▶ **Data entries**:
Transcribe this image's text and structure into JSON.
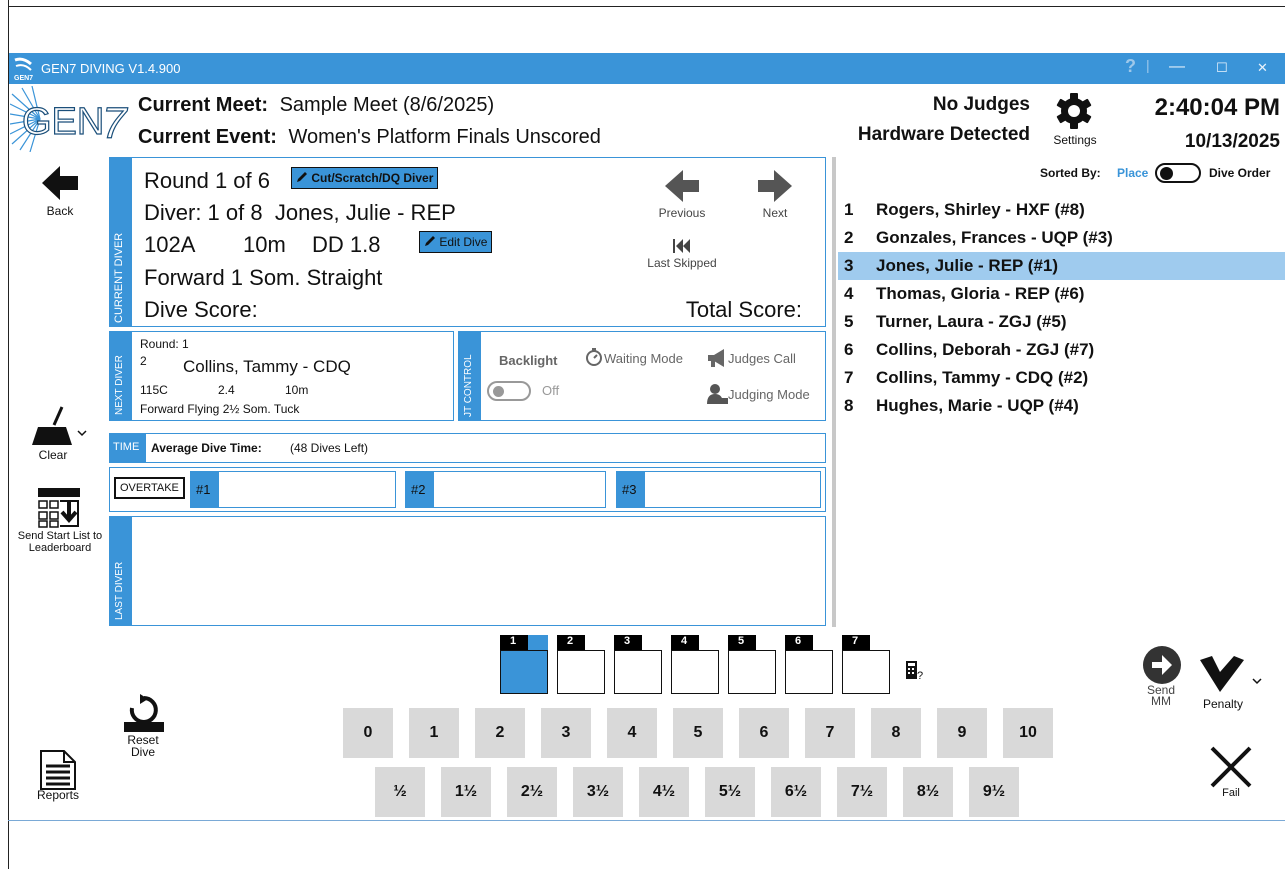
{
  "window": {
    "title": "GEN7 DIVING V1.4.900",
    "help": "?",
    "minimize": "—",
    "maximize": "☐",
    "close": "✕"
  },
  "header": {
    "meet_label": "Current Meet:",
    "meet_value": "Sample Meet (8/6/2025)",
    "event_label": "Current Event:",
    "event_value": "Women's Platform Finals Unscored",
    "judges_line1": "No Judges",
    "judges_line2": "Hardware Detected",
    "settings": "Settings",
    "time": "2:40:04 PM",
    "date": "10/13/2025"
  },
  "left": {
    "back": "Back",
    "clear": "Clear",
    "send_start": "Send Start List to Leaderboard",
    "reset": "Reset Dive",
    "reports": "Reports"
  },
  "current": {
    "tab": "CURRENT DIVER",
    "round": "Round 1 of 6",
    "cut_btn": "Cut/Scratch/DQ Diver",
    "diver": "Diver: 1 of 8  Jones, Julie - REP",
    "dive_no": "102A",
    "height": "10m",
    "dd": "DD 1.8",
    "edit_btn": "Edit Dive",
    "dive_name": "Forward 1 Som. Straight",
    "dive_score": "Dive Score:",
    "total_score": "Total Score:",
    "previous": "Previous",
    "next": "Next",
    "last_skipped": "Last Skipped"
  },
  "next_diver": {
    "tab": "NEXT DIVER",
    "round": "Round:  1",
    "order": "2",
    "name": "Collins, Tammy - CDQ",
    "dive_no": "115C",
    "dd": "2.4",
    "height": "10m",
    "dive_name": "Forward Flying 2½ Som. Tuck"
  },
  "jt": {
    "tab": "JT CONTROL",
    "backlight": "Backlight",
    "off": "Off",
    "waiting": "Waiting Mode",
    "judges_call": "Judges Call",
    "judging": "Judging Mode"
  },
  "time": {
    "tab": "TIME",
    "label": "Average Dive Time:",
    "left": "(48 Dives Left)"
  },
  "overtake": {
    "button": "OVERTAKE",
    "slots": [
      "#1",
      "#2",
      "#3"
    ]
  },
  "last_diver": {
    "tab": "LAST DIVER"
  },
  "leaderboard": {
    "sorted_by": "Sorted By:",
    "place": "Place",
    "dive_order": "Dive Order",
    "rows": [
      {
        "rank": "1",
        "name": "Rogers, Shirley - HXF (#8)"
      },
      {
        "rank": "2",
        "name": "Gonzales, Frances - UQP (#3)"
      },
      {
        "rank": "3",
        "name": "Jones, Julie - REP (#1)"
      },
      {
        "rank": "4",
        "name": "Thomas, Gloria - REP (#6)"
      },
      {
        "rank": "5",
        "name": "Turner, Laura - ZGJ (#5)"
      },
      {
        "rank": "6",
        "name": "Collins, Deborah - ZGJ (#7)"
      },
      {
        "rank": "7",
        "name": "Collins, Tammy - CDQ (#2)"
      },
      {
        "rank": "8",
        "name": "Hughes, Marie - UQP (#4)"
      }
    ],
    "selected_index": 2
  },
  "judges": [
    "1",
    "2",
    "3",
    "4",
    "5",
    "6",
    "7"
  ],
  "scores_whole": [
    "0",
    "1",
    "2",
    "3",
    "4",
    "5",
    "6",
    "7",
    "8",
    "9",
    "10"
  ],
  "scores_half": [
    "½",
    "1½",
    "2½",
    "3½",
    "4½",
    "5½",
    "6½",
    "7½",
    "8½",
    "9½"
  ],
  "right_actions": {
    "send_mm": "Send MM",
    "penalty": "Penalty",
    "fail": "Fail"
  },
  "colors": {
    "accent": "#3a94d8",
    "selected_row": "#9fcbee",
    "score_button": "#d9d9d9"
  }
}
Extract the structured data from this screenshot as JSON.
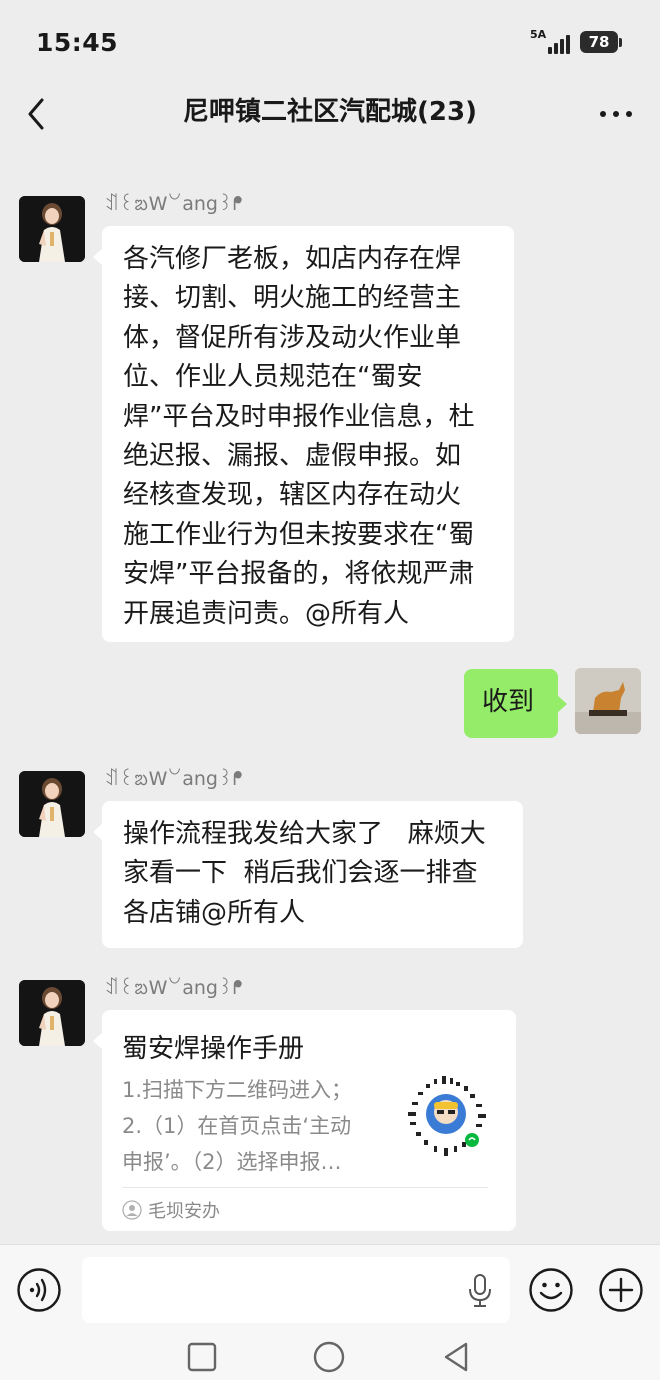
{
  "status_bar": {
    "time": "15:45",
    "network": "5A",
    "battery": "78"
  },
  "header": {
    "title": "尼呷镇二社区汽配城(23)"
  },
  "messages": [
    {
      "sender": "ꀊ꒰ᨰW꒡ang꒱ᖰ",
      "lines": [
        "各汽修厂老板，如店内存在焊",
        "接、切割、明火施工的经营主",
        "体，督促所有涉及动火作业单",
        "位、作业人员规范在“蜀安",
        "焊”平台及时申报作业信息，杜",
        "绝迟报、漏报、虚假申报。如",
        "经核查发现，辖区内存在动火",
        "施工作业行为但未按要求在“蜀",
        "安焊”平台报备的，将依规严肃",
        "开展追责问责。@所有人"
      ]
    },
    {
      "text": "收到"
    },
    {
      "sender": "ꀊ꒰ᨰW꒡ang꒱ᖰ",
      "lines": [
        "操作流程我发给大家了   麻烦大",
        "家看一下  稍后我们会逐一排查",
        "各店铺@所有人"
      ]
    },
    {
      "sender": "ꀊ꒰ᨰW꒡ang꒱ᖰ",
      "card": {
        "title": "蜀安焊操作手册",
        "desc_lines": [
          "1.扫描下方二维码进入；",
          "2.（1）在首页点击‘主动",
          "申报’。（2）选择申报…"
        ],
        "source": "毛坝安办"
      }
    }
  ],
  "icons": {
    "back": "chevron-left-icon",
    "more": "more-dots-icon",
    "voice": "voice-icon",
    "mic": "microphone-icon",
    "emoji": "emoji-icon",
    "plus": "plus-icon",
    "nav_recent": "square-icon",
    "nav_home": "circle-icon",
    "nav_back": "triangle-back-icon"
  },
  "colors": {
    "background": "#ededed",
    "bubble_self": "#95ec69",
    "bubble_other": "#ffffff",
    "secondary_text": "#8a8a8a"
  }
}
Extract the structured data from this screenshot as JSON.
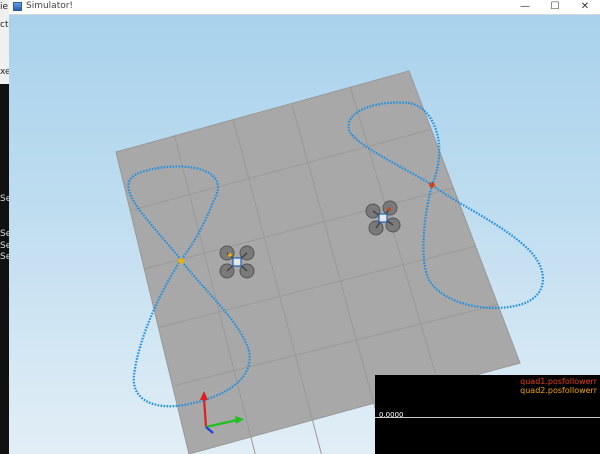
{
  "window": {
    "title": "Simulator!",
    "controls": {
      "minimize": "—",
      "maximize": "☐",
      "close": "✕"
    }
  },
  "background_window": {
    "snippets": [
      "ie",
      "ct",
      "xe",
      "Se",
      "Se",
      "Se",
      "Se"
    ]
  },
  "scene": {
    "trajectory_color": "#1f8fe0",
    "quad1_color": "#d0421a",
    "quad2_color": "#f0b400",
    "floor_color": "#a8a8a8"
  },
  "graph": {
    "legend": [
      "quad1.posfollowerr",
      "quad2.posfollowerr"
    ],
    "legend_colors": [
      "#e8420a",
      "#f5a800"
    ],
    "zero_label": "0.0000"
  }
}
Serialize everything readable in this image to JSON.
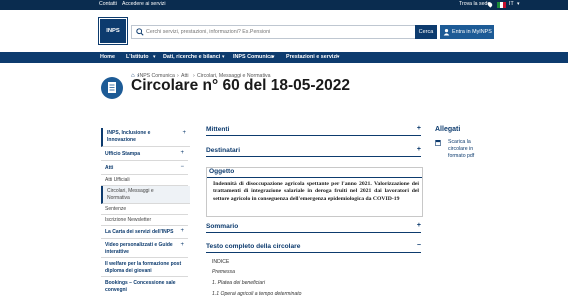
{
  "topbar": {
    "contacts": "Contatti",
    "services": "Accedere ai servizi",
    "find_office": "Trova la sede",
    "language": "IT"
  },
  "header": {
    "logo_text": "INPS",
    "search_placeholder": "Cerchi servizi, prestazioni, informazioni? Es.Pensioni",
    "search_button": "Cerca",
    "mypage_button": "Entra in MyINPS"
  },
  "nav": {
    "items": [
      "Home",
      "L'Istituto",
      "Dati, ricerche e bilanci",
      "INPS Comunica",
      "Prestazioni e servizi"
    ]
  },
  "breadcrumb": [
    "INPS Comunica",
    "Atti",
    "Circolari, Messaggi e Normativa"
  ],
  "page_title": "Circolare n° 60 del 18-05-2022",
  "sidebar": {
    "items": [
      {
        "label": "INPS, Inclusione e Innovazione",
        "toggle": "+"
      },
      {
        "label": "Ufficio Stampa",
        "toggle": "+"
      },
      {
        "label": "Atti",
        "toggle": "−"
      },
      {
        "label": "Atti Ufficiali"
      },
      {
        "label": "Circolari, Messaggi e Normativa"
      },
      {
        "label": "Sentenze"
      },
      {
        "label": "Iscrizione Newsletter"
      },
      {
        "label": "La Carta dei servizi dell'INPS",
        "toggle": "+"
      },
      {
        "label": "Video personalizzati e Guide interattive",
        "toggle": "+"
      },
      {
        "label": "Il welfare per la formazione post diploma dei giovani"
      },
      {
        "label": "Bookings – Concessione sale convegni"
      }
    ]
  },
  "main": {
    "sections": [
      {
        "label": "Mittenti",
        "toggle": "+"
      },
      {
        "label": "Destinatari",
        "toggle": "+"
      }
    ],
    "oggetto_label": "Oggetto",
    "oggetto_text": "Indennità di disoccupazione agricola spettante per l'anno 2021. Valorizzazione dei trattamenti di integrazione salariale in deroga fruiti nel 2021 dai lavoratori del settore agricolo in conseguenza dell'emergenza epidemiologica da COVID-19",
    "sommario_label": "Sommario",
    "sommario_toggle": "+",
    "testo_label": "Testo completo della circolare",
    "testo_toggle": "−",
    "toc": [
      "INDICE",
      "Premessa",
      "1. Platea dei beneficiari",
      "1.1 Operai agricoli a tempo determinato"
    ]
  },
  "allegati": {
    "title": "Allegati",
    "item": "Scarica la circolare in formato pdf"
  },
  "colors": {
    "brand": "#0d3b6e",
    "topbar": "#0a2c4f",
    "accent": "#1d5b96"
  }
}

▶ **Given instruction**:
Spot every line that holds "image" and copy it.

▶ **Exercise output**:
Transcribe this image's text and structure into JSON.
Serialize everything readable in this image to JSON.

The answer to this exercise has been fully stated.